**PAGE EXCERPT:**
Walking up Lexington Avenue, I stumbled across this architectural marker, calling attention to this building at the corner of E. 81st Street.
Cued by the landmark plaque, I looked up. You can already see low to the ground the start of the terraced effect pulling the building facade off of and away from the street:
I crossed the street to get a better look. You can see how the construction covering the water tower is pushed back from the front facade of the building:
These were probably typical of the modest structures replaced by the new taller and more elegant East Side towers:
No doubt, these next two buildings in the near vicinity of 133 E. 80th Street on Lexington Avenue were designed to meet the new zoning laws. The higher stories are pushed back. This one is more modern. It includes some neat little features:
But this one is rather ugly:
You can see the full and uneven look of 133 E. 80th Street from a better vantage point a couple of blocks south.
As the architectural marker makes clear, there’s a reason for why this building looks so whimsical. By happy coincidence, this article about NYC’s zoning code was published in this Sunday’s Metropolitan section of the NYT. You can read it here.
As the article makes clear, the concern from an urban planning perspective was to make sure that taller buildings not lead to too much urban congestion, and to make sure that they not block out the sun from the streets below.
Instead of a tall single block tower construction, it’s a combination of law and invention that gives this building and this piece of skyline their unique and even peculiar look, whose ultimate logic is saw-toothed.
One last point of note. 133 E. 80th Street along with several other buildings on the Upper East Side was designed by Rosario Candela. A very important architect during the 1920s, he was born in Sicily and came to the United States in 1906. 720 Park Avenue is also terraced, but not as wild.

**DATASET EXTRACT:**
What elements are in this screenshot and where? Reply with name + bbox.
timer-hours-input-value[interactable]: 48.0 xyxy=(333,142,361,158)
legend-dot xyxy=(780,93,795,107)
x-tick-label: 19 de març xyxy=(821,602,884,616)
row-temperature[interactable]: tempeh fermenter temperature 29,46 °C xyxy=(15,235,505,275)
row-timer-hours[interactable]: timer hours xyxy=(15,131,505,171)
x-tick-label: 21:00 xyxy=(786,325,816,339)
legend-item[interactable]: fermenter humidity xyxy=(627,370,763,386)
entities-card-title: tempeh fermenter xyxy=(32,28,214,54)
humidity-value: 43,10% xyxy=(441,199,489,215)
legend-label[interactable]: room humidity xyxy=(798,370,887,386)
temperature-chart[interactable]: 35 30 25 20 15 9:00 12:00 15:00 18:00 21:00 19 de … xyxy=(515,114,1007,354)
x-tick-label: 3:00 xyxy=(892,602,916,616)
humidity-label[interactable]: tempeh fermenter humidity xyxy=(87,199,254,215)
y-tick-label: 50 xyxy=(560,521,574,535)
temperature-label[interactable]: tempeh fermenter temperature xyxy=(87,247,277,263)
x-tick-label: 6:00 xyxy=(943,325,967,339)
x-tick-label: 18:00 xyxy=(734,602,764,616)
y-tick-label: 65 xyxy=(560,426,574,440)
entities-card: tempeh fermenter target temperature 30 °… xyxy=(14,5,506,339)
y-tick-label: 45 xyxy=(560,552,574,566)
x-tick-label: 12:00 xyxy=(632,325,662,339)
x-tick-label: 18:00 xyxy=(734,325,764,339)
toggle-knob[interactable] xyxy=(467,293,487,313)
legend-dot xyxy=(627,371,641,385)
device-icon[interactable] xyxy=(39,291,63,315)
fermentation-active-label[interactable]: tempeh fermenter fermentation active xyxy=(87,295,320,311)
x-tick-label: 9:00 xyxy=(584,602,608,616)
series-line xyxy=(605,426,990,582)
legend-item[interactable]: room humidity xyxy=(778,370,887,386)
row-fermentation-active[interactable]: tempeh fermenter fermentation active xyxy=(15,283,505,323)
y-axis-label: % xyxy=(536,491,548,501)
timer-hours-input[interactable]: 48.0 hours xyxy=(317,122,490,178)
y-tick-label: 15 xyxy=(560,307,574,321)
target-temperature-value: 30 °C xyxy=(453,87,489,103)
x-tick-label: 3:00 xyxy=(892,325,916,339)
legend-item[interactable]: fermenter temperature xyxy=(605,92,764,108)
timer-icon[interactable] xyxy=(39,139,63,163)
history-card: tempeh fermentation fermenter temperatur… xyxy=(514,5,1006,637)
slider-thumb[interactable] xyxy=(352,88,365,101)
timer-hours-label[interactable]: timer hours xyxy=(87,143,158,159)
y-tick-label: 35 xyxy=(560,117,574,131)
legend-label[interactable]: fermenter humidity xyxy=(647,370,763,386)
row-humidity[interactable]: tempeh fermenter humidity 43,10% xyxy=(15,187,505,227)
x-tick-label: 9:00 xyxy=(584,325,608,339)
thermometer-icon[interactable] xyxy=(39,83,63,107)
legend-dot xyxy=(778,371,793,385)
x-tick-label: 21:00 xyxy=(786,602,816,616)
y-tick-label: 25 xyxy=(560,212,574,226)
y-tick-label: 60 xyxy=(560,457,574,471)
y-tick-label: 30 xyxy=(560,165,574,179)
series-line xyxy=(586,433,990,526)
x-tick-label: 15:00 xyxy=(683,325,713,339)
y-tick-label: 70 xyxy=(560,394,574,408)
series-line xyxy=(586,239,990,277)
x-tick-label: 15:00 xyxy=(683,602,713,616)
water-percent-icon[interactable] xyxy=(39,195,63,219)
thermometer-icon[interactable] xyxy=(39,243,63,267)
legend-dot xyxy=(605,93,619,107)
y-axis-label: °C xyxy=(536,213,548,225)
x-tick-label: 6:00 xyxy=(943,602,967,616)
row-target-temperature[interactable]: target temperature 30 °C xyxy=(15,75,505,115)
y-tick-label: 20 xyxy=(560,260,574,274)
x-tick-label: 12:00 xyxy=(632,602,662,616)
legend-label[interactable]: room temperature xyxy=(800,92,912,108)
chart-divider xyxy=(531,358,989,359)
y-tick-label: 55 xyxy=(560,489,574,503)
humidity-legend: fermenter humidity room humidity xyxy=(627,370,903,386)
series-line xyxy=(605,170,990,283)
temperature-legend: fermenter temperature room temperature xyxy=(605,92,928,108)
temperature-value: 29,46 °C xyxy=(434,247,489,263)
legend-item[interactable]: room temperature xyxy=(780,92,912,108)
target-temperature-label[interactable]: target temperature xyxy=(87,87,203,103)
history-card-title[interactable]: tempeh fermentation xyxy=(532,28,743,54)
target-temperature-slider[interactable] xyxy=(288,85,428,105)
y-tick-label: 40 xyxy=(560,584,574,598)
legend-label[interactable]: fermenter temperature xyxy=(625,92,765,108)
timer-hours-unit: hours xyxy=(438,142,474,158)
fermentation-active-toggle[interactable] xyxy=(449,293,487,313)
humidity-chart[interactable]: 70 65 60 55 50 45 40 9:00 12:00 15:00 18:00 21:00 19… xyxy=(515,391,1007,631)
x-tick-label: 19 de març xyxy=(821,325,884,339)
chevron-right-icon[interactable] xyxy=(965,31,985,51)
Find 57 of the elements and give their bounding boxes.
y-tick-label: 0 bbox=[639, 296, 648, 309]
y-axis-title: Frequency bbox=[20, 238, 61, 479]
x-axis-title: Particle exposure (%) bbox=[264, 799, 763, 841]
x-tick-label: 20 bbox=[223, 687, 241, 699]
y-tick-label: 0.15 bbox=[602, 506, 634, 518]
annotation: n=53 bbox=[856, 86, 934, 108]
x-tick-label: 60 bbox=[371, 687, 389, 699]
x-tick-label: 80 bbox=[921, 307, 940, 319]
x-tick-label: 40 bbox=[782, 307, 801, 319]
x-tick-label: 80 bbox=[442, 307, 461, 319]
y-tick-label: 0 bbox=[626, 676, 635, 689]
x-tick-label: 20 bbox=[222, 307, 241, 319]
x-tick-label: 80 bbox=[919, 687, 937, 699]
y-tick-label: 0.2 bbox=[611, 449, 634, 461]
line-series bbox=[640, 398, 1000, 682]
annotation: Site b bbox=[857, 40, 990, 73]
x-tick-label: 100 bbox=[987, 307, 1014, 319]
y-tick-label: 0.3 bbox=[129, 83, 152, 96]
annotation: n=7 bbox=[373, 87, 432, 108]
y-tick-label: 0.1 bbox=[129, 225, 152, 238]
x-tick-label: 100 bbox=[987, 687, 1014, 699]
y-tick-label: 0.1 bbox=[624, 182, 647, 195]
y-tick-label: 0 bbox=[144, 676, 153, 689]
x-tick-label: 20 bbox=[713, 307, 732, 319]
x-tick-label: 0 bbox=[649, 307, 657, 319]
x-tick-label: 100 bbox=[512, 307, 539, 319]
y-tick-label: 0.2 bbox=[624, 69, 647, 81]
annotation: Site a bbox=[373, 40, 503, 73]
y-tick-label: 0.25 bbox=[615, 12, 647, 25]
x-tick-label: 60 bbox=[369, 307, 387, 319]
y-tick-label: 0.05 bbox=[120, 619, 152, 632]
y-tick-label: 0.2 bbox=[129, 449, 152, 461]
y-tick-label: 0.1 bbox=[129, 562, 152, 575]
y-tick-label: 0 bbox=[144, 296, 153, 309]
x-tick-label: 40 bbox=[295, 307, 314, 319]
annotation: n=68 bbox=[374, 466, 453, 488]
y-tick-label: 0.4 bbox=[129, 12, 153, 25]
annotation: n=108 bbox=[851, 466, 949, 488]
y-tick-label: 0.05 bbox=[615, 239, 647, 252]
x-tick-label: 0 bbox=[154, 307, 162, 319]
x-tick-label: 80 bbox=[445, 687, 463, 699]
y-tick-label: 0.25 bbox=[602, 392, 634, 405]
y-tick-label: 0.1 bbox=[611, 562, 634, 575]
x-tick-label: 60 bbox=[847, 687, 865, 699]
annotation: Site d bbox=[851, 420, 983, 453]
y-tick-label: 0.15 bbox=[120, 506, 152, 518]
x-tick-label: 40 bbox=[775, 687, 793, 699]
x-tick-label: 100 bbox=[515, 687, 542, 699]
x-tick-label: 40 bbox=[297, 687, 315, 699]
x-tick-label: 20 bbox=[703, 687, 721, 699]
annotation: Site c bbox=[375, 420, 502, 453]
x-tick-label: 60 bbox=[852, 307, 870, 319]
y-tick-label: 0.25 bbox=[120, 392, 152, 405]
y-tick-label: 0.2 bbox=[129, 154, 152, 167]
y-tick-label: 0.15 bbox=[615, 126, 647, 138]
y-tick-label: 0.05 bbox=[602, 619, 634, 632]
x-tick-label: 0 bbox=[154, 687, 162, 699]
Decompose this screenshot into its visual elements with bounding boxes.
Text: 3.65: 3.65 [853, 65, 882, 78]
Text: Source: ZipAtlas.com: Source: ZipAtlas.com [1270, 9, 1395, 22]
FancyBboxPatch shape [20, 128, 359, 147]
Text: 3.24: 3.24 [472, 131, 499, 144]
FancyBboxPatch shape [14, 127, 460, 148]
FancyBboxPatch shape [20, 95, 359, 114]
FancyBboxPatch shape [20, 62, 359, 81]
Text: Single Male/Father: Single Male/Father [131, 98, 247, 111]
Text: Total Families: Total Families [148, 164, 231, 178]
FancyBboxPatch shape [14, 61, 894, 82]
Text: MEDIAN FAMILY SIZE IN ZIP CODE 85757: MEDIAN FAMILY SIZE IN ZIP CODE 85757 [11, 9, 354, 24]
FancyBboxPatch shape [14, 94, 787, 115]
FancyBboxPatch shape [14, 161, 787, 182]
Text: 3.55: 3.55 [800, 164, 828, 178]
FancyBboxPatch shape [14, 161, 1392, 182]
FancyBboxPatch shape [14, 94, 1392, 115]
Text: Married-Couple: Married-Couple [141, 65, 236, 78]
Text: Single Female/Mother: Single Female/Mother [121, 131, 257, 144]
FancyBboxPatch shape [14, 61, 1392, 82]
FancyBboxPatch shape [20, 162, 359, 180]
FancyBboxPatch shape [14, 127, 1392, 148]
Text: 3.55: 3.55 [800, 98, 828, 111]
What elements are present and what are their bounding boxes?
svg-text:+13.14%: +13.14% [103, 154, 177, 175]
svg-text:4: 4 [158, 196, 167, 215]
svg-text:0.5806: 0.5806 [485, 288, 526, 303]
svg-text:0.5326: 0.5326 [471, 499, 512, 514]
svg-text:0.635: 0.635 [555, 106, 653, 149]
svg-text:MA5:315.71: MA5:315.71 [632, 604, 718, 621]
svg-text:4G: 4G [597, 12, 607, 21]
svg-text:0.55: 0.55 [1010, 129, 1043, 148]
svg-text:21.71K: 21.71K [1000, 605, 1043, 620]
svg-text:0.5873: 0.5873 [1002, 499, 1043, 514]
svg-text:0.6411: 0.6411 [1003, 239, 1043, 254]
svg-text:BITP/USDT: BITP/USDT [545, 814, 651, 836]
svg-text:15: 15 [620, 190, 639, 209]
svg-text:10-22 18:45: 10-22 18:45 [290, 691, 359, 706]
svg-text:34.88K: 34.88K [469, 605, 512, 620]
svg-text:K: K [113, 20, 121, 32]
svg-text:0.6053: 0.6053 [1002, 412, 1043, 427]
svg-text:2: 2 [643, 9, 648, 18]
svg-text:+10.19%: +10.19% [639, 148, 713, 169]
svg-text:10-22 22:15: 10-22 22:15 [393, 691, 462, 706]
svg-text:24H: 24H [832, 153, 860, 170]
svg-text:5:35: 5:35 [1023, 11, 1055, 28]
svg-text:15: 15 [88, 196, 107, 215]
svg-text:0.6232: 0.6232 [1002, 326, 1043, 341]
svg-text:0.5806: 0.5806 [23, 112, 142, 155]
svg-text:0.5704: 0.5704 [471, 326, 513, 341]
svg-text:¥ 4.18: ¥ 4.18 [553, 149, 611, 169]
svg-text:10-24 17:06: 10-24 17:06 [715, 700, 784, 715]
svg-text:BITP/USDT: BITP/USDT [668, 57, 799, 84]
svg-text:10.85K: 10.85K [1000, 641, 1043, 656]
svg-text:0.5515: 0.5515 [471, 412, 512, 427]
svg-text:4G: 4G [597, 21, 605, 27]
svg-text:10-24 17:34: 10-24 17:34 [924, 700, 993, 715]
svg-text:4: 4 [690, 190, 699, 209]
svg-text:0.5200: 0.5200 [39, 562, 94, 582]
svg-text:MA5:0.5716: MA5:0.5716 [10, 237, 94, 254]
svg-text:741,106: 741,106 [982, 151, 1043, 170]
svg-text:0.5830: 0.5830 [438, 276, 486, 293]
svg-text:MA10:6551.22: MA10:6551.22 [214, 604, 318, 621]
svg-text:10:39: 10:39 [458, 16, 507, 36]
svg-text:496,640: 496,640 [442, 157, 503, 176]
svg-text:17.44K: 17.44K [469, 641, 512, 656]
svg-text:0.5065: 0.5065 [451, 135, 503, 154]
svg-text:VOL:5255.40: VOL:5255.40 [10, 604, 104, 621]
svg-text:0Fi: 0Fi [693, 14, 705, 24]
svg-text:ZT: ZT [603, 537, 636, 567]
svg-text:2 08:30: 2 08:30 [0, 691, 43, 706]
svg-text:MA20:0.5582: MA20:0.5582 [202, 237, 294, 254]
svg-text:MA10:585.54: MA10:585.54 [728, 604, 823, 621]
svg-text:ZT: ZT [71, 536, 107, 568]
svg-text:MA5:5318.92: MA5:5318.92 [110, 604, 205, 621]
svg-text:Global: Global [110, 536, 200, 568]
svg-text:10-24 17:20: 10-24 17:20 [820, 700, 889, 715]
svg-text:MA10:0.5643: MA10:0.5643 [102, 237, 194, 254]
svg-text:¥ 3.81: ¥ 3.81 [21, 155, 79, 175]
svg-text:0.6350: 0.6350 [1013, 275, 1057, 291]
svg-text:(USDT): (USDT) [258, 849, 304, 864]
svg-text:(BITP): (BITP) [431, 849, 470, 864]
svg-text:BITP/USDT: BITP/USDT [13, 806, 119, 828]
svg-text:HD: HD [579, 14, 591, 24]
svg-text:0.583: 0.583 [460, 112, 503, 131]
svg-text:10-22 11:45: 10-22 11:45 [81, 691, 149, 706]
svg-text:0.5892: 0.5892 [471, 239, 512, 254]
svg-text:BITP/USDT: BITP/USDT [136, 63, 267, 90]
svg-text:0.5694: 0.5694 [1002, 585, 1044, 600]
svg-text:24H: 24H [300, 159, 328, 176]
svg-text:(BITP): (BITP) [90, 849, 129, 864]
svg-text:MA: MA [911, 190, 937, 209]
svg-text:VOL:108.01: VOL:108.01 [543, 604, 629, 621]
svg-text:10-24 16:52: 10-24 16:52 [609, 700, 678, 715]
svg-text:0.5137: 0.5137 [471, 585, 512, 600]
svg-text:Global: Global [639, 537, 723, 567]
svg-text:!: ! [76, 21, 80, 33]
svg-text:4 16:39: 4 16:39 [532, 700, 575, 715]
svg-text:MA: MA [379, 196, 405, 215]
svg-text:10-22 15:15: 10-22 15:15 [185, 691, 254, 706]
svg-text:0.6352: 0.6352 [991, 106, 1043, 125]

**REQUIRED ACTION:** According to the post about 133 E. 80th Street, in what year did Rosario Candela come to the United States? The data that accompany this text were drawn from a separate source.

**WRITTEN SOLUTION:** 1906